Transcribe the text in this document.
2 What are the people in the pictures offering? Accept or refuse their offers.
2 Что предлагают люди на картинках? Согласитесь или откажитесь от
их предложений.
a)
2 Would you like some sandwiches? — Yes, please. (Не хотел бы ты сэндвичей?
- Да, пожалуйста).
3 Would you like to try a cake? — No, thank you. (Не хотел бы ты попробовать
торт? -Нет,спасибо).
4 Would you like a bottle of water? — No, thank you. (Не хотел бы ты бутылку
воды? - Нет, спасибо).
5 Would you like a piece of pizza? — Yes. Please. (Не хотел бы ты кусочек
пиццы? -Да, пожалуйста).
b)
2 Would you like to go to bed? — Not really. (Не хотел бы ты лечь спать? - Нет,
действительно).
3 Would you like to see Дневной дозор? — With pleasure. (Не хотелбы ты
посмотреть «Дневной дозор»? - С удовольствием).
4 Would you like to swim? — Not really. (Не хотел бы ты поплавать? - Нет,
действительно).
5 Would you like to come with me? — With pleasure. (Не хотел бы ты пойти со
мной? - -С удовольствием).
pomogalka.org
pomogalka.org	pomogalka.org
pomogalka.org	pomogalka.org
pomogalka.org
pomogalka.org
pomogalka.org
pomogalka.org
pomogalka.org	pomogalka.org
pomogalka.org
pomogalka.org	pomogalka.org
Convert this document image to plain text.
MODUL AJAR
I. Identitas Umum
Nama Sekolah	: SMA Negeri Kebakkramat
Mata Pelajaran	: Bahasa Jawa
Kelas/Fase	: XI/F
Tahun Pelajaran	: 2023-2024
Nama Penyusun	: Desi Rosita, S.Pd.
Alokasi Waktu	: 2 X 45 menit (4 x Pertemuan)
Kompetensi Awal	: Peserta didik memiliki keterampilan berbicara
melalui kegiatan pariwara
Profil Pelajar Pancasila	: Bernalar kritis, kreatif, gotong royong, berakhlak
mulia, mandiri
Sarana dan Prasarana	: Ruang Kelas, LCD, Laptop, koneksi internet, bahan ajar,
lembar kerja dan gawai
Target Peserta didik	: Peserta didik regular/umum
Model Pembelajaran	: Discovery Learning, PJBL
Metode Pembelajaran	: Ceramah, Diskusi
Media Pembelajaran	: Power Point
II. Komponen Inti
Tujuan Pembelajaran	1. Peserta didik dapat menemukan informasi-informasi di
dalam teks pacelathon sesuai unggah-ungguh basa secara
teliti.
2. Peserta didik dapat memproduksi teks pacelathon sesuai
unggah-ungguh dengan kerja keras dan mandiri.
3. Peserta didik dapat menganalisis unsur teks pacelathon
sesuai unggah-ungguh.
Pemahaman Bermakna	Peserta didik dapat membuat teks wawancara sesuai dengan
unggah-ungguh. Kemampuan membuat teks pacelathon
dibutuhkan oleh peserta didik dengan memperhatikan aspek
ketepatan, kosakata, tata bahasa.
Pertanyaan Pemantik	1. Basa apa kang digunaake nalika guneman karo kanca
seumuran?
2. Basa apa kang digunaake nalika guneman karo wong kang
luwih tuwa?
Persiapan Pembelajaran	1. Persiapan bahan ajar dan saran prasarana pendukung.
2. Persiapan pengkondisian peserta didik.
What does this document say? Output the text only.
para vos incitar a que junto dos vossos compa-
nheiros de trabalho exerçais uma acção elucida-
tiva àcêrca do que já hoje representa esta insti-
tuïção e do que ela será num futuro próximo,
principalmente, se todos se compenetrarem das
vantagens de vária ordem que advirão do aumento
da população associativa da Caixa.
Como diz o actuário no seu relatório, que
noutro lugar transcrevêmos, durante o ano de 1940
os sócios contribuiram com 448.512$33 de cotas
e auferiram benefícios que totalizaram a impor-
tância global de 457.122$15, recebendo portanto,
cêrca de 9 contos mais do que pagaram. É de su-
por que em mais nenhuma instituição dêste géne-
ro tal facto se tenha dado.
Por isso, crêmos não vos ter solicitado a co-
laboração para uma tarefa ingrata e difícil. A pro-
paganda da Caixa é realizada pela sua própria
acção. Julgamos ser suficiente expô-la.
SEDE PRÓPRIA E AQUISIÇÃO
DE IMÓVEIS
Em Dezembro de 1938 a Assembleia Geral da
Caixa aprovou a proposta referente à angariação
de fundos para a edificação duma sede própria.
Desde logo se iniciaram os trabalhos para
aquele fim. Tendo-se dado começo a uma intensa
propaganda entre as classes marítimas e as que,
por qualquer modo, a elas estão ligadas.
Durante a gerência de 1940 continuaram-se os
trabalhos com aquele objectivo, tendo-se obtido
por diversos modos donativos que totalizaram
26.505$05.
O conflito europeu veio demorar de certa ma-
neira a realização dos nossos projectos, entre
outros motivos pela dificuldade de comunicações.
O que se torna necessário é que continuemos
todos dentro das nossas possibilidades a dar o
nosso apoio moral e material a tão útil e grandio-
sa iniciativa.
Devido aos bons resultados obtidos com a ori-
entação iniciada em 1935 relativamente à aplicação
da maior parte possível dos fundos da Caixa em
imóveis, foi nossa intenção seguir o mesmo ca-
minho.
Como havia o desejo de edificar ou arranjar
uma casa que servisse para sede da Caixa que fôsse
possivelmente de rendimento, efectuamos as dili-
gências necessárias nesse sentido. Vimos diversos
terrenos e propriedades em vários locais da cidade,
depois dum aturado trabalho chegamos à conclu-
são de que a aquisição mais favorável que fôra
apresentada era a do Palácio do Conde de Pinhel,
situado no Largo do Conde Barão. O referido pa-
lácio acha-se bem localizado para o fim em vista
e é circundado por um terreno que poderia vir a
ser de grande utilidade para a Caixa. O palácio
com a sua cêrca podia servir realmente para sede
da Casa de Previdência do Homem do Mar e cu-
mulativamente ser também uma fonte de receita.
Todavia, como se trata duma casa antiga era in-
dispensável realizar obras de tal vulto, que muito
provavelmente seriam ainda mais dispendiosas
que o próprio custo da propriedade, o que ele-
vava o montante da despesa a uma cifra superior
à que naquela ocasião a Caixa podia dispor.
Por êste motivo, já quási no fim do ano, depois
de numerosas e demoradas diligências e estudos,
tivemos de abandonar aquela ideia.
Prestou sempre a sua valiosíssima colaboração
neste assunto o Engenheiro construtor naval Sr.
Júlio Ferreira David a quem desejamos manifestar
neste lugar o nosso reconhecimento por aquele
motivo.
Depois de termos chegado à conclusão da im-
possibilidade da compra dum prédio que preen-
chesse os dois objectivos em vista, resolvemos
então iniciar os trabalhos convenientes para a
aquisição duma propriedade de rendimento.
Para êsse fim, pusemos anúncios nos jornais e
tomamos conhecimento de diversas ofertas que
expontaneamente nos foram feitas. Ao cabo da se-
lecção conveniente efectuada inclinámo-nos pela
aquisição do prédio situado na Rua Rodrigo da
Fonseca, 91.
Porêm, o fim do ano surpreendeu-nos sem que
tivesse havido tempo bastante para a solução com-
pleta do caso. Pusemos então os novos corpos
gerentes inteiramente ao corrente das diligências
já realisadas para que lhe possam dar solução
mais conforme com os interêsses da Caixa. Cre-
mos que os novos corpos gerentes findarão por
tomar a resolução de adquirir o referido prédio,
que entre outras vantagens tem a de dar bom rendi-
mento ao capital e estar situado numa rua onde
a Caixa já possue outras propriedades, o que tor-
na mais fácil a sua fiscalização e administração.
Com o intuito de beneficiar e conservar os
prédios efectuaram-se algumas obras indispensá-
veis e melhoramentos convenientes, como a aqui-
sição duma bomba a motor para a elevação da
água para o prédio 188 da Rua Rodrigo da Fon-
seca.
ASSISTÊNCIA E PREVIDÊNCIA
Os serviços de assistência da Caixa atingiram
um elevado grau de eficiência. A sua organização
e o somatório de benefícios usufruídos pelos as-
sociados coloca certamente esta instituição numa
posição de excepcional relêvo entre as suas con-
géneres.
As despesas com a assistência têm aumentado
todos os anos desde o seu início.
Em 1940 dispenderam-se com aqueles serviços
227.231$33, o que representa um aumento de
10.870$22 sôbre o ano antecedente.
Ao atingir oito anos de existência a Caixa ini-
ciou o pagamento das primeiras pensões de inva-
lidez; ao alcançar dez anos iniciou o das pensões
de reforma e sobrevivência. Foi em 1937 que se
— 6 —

Set task:
Scan the material above. Return every line containing the string "obras".

Final result:
dispensável realizar obras de tal vulto, que muito
prédios efectuaram-se algumas obras indispensá-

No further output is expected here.